PROMPT: Look through the listing below and give the number of lines that hold "color". Say nothing more.

## begin RAW RECORDS

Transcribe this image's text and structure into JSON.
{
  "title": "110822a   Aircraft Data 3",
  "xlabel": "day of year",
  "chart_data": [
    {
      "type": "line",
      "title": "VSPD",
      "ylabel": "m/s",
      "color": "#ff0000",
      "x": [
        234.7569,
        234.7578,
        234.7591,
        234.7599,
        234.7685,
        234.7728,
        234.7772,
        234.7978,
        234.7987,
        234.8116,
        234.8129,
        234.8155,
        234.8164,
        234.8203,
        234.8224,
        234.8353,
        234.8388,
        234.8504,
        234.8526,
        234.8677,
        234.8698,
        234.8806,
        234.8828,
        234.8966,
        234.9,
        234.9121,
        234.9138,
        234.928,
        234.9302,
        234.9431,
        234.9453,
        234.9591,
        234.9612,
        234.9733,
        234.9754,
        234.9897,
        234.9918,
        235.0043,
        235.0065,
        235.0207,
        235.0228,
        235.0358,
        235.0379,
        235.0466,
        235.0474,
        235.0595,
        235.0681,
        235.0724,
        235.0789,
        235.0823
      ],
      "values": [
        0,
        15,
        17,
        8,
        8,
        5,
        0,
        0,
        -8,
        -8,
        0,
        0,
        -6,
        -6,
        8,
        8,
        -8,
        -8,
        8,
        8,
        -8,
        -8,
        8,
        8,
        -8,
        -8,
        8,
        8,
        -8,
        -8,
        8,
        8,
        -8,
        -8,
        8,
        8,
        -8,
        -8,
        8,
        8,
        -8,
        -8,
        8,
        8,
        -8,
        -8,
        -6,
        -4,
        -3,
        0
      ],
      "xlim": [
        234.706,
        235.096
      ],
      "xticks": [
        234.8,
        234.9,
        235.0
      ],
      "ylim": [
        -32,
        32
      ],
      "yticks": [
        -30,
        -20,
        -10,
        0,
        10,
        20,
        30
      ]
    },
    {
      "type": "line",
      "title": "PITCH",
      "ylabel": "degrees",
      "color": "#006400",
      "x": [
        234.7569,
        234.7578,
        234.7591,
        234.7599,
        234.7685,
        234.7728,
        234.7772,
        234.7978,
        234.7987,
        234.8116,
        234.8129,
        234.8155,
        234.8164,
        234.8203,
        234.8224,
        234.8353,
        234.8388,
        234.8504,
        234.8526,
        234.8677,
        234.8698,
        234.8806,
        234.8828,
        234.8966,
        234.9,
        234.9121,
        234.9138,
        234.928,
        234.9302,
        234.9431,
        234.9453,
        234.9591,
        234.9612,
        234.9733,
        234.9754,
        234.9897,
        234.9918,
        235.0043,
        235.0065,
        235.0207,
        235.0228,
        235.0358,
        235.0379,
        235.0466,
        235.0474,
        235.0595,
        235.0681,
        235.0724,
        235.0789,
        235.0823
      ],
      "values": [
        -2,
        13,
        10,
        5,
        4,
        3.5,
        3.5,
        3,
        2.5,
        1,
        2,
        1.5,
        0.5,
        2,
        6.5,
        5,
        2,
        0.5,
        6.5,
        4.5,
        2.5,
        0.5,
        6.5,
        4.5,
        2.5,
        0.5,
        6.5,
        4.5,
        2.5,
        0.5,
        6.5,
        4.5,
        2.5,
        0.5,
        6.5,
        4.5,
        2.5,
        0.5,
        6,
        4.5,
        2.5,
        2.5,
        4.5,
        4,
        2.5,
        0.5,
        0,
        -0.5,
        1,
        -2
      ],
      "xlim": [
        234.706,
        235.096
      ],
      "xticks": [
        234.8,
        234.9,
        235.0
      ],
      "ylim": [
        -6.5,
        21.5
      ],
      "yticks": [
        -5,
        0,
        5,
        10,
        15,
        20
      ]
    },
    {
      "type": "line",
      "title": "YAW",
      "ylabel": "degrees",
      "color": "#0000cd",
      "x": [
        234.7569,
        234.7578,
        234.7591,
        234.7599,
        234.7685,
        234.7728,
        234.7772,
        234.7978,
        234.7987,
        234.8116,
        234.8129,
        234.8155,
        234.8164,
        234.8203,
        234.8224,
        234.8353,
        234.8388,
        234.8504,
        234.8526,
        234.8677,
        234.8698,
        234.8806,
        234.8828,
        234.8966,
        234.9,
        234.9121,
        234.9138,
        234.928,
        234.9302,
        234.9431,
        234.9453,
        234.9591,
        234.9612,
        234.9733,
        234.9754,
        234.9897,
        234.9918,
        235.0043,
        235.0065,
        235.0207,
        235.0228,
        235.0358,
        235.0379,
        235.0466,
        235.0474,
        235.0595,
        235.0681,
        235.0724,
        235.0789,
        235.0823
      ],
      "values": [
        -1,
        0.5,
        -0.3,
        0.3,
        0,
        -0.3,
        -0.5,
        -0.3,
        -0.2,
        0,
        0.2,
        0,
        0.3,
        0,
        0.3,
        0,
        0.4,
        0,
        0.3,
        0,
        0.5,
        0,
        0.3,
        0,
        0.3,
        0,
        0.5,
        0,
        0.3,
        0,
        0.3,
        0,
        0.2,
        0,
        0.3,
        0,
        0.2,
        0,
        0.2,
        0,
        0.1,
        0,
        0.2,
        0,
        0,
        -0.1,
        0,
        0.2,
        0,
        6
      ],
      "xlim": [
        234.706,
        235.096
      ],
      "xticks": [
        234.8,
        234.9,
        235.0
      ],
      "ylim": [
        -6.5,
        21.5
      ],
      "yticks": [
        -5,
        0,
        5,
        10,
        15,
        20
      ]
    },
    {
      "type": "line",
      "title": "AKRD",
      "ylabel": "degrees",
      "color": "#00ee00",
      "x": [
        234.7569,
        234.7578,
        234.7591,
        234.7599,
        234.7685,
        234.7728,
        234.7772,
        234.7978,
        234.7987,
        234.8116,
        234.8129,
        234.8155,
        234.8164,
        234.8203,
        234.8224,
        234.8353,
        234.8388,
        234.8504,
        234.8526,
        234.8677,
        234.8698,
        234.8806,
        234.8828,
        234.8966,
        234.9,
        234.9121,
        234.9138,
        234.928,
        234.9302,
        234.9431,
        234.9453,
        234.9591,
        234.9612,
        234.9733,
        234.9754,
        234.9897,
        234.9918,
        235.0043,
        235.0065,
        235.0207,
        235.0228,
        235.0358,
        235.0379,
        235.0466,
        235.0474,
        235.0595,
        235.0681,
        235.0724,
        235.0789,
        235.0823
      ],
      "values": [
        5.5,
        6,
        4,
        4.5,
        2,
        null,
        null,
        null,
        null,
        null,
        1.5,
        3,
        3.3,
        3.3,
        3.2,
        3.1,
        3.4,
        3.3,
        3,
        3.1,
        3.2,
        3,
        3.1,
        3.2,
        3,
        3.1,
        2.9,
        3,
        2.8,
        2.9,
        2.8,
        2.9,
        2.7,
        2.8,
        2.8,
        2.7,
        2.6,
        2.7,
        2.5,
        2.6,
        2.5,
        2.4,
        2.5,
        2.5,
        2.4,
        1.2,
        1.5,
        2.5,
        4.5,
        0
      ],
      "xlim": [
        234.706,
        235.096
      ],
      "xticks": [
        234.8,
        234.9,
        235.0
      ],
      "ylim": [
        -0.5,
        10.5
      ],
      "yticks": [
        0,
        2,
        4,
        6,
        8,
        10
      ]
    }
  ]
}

## end RAW RECORDS

ANSWER TO THE TASK: 4